The FIFO carries time-critical note commands (note on, note off). The mutex-protected struct carries less urgent configuration changes. This two-channel approach keeps the audio loop responsive: it never blocks waiting for a mutex it cannot acquire.

Building and Flashing



  • Directorymulticore-synth/
    • CMakeLists.txt
    • main.c
CMakeLists.txt
cmake_minimum_required(VERSION 3.13)
include($ENV{PICO_SDK_PATH}/external/pico_sdk_import.cmake)
project(multicore_synth C CXX ASM)
set(CMAKE_C_STANDARD 11)
set(CMAKE_CXX_STANDARD 17)
pico_sdk_init()
add_executable(multicore_synth
main.c
)
target_link_libraries(multicore_synth
pico_stdlib
pico_multicore
hardware_pwm
hardware_timer
)
# Enable USB serial output, disable UART serial
pico_enable_stdio_usb(multicore_synth 1)
pico_enable_stdio_uart(multicore_synth 0)
pico_add_extra_outputs(multicore_synth)
  1. Create the project directory and place main.c and CMakeLists.txt inside it.

  2. Create the build directory and run CMake:

    Terminal window
    mkdir build && cd build
    cmake ..
  3. Compile the project:

    Terminal window
    make -j4

    The build produces multicore_synth.uf2 in the build directory.

  4. Connect the Pico in BOOTSEL mode: hold the BOOTSEL button while plugging in the USB cable. The Pico appears as a USB mass storage device.

  5. Copy the firmware to the Pico:

    Terminal window
    cp multicore_synth.uf2 /media/$USER/RPI-RP2/

    On macOS the mount point is /Volumes/RPI-RP2/. On Windows, drag the file to the RPI-RP2 drive in File Explorer.

Information ::
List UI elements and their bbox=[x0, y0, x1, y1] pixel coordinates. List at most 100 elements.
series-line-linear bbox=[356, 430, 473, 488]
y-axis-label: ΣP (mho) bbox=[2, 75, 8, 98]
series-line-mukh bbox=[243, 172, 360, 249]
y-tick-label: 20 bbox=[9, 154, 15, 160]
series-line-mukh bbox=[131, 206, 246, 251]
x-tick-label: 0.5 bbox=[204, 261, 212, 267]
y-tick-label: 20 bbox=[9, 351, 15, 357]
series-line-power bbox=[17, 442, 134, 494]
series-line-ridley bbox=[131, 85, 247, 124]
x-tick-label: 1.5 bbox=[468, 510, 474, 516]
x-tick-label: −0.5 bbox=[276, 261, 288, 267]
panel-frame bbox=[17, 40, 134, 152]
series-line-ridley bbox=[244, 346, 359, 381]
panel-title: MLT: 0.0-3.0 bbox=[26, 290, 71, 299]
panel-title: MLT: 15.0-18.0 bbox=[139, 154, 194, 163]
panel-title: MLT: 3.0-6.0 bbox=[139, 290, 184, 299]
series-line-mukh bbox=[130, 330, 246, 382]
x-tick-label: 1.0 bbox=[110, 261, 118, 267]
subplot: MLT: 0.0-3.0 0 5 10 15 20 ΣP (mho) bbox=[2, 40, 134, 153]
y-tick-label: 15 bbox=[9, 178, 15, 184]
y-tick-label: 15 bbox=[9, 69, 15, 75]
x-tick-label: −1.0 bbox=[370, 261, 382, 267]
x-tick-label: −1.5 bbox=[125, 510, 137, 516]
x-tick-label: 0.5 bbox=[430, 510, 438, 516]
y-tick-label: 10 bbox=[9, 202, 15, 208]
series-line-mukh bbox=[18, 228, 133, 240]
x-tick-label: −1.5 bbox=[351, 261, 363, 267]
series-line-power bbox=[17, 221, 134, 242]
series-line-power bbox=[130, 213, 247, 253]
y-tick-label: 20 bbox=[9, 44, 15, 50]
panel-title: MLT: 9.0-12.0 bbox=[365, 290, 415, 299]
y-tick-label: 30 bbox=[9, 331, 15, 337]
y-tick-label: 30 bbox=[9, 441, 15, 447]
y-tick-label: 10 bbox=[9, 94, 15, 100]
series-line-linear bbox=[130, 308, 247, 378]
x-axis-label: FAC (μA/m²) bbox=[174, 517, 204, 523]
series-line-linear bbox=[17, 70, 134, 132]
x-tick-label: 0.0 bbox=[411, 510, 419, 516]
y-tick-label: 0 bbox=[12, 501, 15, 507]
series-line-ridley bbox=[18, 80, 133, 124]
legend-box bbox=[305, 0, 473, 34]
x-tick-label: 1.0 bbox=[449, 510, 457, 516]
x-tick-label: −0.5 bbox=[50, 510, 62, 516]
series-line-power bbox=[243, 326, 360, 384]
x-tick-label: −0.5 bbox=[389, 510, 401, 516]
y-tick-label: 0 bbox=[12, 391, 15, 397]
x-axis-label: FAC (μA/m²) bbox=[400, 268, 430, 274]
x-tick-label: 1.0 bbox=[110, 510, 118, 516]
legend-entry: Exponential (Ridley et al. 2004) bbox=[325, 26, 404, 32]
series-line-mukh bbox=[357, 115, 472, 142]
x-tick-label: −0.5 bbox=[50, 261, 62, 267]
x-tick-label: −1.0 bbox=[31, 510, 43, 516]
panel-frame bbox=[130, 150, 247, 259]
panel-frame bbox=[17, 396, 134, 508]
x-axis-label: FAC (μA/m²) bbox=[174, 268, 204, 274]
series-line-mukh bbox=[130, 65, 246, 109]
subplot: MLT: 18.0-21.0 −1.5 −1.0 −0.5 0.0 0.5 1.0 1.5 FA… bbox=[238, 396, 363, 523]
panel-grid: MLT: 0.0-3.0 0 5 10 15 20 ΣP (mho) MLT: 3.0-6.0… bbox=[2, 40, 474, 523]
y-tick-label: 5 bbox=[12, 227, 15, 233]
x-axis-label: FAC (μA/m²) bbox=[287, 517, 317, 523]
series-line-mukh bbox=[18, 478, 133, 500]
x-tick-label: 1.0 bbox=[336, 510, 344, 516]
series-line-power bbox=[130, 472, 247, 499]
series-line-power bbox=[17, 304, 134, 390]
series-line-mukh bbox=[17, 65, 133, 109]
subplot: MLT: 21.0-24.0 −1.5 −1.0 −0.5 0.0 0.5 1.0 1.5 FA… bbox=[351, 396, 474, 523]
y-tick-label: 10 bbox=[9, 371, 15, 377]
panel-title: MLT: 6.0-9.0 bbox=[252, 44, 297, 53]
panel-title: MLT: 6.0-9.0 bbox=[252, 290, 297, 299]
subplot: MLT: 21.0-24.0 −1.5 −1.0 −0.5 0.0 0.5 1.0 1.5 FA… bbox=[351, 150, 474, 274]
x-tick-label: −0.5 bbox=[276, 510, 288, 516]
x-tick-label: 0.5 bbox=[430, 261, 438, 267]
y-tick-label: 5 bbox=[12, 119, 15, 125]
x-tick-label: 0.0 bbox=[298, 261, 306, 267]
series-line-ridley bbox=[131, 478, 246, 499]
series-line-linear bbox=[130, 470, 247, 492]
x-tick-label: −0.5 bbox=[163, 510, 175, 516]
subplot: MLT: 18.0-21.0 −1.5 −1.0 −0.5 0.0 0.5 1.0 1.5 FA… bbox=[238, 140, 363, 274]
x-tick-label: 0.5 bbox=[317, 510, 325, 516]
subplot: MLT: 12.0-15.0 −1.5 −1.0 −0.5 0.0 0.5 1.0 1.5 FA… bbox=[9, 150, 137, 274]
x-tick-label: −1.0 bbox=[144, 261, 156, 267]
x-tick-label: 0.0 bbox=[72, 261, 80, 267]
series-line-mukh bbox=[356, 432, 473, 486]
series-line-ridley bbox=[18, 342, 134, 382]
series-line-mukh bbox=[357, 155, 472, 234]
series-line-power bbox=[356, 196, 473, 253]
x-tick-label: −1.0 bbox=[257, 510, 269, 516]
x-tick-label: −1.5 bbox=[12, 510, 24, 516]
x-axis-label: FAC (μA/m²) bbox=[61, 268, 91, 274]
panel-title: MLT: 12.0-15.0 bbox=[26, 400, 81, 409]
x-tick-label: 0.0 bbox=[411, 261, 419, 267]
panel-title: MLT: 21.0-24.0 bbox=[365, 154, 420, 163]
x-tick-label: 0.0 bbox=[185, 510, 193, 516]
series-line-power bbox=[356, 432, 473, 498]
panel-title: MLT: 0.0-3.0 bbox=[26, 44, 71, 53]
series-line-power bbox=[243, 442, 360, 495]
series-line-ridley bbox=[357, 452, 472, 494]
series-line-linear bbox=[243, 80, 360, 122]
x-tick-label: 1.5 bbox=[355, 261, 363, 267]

What this exercise asks ::
A: Translate this sentence from the Pico synth build guide into German: "The FIFO carries time-critical note commands (note on, note off)."
B: Extend the Pico synth build guide, picking up after its last sentence.
The items have no connection to the Pico synth build guide.

Answers by task ::
A: Der FIFO überträgt zeitkritische Notenbefehle (Note-On, Note-Off).

B:
  6. The Pico reboots automatically. Press the buttons to play notes. Long-press Button 4 to toggle between square and sawtooth waveforms. Open a serial monitor (115200 baud) to see waveform change messages.

Exercises



Exercise 1: Add Triangle and Sine Waves

Extend the compute_sample() function with two additional waveform types: triangle and sine. For triangle, compute the absolute value of a sawtooth centered at zero. For sine, pre-compute a 256-entry lookup table at startup and index into it using the phase accumulator. Cycle through all four waveforms with the long-press toggle.

Exercise 2: Polyphony with Two Oscillators

Use both cores as separate oscillators. Core 0 generates one tone while Core 1 generates a second tone on a different PWM pin (GP19). Allow two buttons to be pressed simultaneously, with the lower-numbered button assigned to Core 0 and the higher-numbered one to Core 1. You will need to restructure the architecture so that both cores run audio loops and a timer interrupt handles button scanning instead.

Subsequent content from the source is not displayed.